RECORDS:
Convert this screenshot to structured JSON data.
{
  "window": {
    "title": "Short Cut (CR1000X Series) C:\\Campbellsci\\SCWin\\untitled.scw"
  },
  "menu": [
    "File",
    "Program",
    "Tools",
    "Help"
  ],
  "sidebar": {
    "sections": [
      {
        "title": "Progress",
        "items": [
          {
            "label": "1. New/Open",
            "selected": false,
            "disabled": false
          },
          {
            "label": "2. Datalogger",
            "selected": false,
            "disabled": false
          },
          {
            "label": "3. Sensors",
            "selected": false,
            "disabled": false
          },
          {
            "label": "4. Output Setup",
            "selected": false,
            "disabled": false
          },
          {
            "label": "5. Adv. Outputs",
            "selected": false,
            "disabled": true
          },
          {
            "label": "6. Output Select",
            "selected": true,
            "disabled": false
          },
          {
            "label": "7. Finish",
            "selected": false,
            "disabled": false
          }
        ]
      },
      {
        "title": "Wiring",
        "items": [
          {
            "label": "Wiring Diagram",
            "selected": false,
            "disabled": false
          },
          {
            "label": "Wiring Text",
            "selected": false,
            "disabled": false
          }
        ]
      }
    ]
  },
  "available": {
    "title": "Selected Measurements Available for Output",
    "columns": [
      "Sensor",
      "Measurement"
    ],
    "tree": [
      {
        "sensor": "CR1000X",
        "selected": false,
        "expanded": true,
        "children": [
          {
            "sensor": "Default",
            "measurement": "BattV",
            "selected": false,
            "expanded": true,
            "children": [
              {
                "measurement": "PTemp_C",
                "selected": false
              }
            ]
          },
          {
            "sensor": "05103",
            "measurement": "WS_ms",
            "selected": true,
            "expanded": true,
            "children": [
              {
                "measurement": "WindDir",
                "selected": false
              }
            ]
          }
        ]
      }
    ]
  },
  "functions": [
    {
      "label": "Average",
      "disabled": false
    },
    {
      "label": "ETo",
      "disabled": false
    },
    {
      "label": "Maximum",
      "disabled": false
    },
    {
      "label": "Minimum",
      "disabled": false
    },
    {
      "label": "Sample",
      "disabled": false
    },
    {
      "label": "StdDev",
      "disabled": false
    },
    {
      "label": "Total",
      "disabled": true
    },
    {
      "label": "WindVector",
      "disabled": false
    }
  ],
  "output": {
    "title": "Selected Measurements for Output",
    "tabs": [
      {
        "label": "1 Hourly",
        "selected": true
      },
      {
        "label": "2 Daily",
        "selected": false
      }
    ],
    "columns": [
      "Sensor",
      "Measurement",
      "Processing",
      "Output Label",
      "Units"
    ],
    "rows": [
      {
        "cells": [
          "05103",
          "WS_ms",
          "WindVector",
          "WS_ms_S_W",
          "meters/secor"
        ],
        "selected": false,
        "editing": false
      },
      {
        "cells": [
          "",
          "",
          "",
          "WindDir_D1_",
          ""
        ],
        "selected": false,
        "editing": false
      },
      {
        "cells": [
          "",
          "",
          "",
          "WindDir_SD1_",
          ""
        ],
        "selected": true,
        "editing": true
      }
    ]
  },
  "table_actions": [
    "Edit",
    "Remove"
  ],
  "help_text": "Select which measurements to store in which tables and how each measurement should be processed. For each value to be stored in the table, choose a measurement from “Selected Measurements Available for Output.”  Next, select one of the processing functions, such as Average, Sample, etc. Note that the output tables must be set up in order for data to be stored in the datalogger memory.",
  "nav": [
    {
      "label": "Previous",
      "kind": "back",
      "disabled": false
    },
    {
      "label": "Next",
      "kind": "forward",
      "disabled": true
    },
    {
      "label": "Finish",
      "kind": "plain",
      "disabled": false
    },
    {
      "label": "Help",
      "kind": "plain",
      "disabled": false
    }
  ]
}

GOAL OF THE EXERCISE:
Which lines contain "kind"? Copy each of them.

THE COMPLETED TASK:
      "kind": "back",
      "kind": "forward",
      "kind": "plain",
      "kind": "plain",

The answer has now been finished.